_TO BE DONE_
Isolate every line in the records below with "мероприятие" in it.

(Rows from a dataset)
┏━━

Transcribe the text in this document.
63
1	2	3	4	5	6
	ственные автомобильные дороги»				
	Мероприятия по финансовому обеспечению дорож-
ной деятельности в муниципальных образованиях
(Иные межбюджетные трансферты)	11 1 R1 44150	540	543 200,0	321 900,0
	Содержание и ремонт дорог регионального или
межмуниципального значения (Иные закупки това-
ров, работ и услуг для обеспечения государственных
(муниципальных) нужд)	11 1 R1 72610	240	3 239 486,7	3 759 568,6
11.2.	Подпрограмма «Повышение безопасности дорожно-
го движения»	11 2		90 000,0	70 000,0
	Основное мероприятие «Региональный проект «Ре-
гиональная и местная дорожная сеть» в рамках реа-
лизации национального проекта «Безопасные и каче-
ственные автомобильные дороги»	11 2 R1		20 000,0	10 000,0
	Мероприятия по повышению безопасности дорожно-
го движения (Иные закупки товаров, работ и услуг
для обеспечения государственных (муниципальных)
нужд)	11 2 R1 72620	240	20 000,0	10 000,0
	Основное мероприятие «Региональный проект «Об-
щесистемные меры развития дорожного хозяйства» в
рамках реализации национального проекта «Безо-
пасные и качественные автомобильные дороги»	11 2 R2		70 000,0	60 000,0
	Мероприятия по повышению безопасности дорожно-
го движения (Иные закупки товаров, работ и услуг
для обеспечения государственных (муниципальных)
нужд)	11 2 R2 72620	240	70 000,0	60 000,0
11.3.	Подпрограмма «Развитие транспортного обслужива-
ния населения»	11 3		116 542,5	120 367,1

┗━━

_COMPLETED TASK_
	Основное мероприятие «Региональный проект «Ре-
	Основное мероприятие «Региональный проект «Об-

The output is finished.